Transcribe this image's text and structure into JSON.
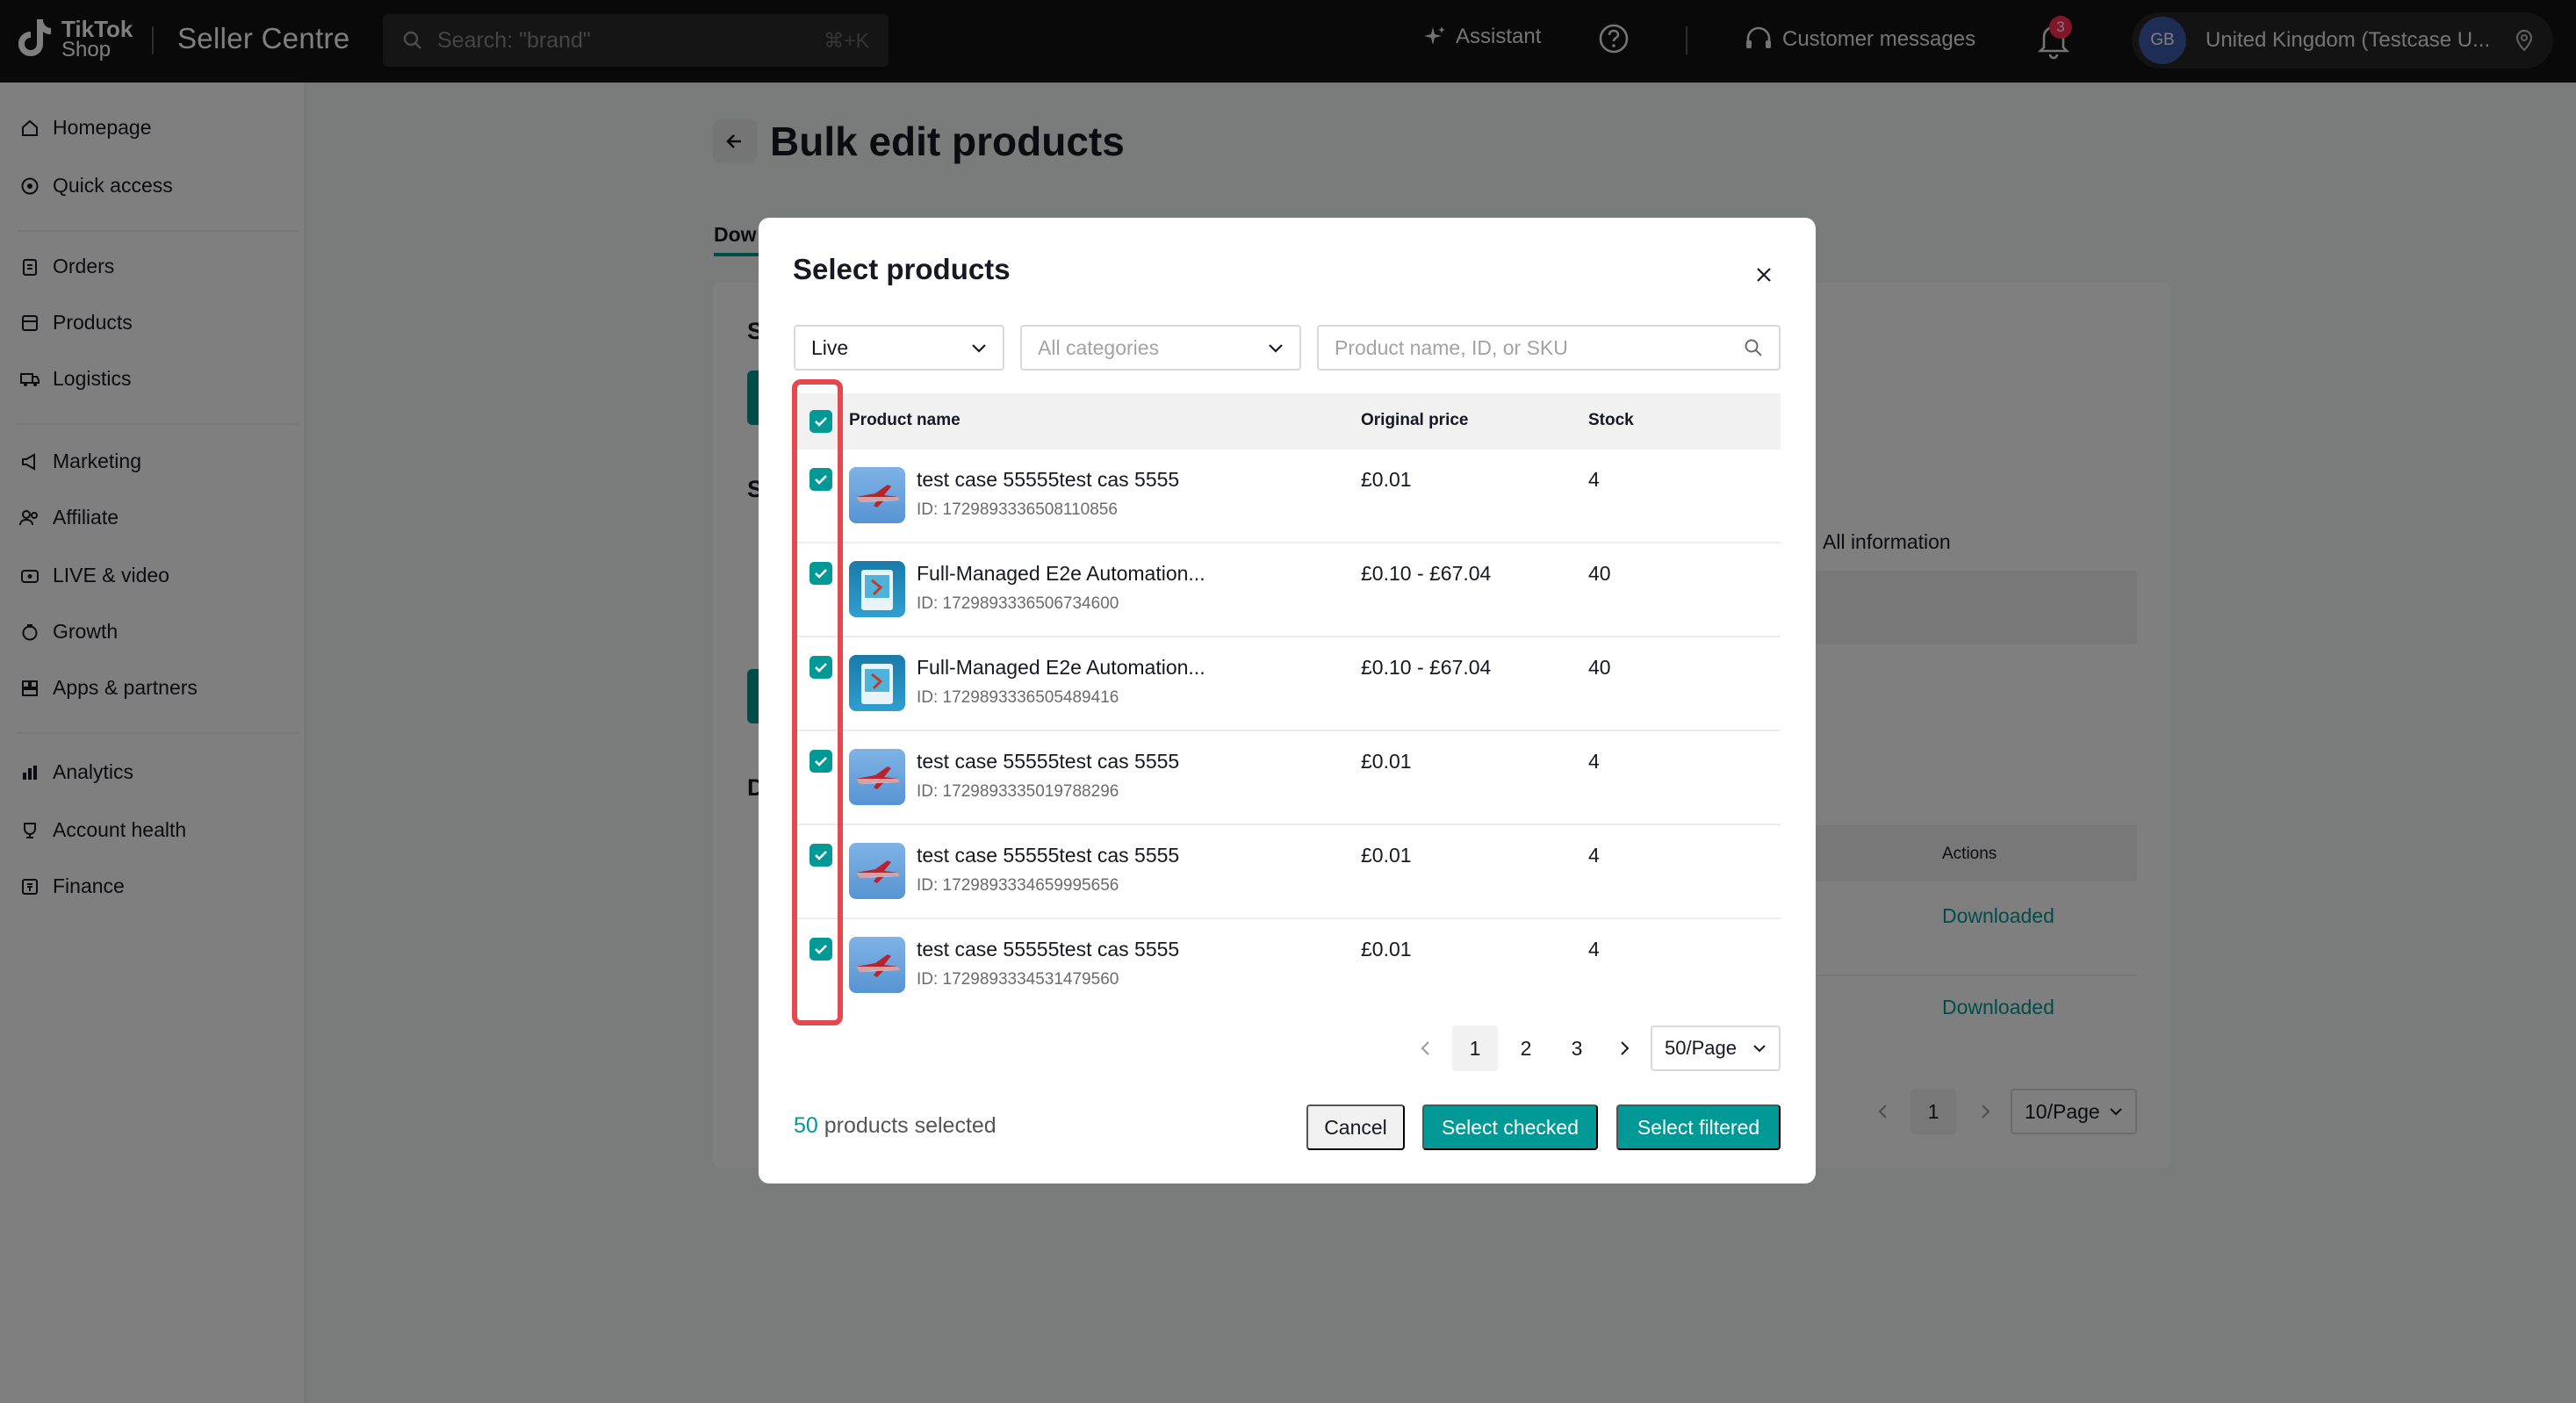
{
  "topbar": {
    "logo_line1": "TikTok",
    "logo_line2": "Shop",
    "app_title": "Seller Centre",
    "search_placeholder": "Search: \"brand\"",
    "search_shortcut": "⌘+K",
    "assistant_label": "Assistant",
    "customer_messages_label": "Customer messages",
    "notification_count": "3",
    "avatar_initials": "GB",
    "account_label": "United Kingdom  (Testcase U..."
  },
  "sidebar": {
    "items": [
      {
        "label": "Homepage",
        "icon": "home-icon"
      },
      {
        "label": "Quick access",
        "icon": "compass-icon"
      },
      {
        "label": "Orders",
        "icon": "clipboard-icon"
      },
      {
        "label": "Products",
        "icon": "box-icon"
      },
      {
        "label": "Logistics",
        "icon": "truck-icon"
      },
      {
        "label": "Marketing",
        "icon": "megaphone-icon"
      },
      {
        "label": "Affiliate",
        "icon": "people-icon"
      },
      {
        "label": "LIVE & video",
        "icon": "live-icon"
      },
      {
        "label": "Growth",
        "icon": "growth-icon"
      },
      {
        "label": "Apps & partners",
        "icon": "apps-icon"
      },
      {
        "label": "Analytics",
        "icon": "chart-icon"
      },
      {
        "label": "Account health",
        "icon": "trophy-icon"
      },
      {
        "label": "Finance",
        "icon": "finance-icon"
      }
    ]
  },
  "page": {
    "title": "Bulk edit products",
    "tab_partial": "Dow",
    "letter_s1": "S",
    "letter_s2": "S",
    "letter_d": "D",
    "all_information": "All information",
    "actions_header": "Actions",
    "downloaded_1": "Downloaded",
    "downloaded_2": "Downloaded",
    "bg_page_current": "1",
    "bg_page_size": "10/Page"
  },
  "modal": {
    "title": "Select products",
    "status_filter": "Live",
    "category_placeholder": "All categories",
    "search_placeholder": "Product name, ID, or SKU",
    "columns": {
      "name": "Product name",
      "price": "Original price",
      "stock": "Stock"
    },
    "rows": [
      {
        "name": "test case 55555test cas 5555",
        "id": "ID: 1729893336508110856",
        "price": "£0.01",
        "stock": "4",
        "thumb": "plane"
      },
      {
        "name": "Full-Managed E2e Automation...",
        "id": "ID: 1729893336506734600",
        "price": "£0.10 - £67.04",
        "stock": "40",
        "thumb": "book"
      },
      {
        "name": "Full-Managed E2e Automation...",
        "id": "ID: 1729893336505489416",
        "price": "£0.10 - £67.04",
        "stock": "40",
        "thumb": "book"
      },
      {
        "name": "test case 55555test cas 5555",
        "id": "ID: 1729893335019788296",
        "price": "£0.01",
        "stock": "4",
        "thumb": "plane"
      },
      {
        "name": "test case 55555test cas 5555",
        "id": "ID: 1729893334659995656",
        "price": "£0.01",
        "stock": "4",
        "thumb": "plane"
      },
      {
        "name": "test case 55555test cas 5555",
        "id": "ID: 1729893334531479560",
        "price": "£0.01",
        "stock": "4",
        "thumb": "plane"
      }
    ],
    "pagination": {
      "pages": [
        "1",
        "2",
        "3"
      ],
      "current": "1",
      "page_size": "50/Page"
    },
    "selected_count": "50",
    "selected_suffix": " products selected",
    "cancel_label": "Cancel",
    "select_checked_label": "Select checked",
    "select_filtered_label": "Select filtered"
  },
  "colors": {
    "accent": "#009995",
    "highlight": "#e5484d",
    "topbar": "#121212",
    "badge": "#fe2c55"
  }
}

• [Task to carry out]: What is needed is an exact reproduction of the data, pictures excluded.

• [Task answer]:
Transcribe this image's text and structure into JSON.
{
  "topbar": {
    "logo_line1": "TikTok",
    "logo_line2": "Shop",
    "app_title": "Seller Centre",
    "search_placeholder": "Search: \"brand\"",
    "search_shortcut": "⌘+K",
    "assistant_label": "Assistant",
    "customer_messages_label": "Customer messages",
    "notification_count": "3",
    "avatar_initials": "GB",
    "account_label": "United Kingdom  (Testcase U..."
  },
  "sidebar": {
    "items": [
      {
        "label": "Homepage",
        "icon": "home-icon"
      },
      {
        "label": "Quick access",
        "icon": "compass-icon"
      },
      {
        "label": "Orders",
        "icon": "clipboard-icon"
      },
      {
        "label": "Products",
        "icon": "box-icon"
      },
      {
        "label": "Logistics",
        "icon": "truck-icon"
      },
      {
        "label": "Marketing",
        "icon": "megaphone-icon"
      },
      {
        "label": "Affiliate",
        "icon": "people-icon"
      },
      {
        "label": "LIVE & video",
        "icon": "live-icon"
      },
      {
        "label": "Growth",
        "icon": "growth-icon"
      },
      {
        "label": "Apps & partners",
        "icon": "apps-icon"
      },
      {
        "label": "Analytics",
        "icon": "chart-icon"
      },
      {
        "label": "Account health",
        "icon": "trophy-icon"
      },
      {
        "label": "Finance",
        "icon": "finance-icon"
      }
    ]
  },
  "page": {
    "title": "Bulk edit products",
    "tab_partial": "Dow",
    "letter_s1": "S",
    "letter_s2": "S",
    "letter_d": "D",
    "all_information": "All information",
    "actions_header": "Actions",
    "downloaded_1": "Downloaded",
    "downloaded_2": "Downloaded",
    "bg_page_current": "1",
    "bg_page_size": "10/Page"
  },
  "modal": {
    "title": "Select products",
    "status_filter": "Live",
    "category_placeholder": "All categories",
    "search_placeholder": "Product name, ID, or SKU",
    "columns": {
      "name": "Product name",
      "price": "Original price",
      "stock": "Stock"
    },
    "rows": [
      {
        "name": "test case 55555test cas 5555",
        "id": "ID: 1729893336508110856",
        "price": "£0.01",
        "stock": "4",
        "thumb": "plane"
      },
      {
        "name": "Full-Managed E2e Automation...",
        "id": "ID: 1729893336506734600",
        "price": "£0.10 - £67.04",
        "stock": "40",
        "thumb": "book"
      },
      {
        "name": "Full-Managed E2e Automation...",
        "id": "ID: 1729893336505489416",
        "price": "£0.10 - £67.04",
        "stock": "40",
        "thumb": "book"
      },
      {
        "name": "test case 55555test cas 5555",
        "id": "ID: 1729893335019788296",
        "price": "£0.01",
        "stock": "4",
        "thumb": "plane"
      },
      {
        "name": "test case 55555test cas 5555",
        "id": "ID: 1729893334659995656",
        "price": "£0.01",
        "stock": "4",
        "thumb": "plane"
      },
      {
        "name": "test case 55555test cas 5555",
        "id": "ID: 1729893334531479560",
        "price": "£0.01",
        "stock": "4",
        "thumb": "plane"
      }
    ],
    "pagination": {
      "pages": [
        "1",
        "2",
        "3"
      ],
      "current": "1",
      "page_size": "50/Page"
    },
    "selected_count": "50",
    "selected_suffix": " products selected",
    "cancel_label": "Cancel",
    "select_checked_label": "Select checked",
    "select_filtered_label": "Select filtered"
  },
  "colors": {
    "accent": "#009995",
    "highlight": "#e5484d",
    "topbar": "#121212",
    "badge": "#fe2c55"
  }
}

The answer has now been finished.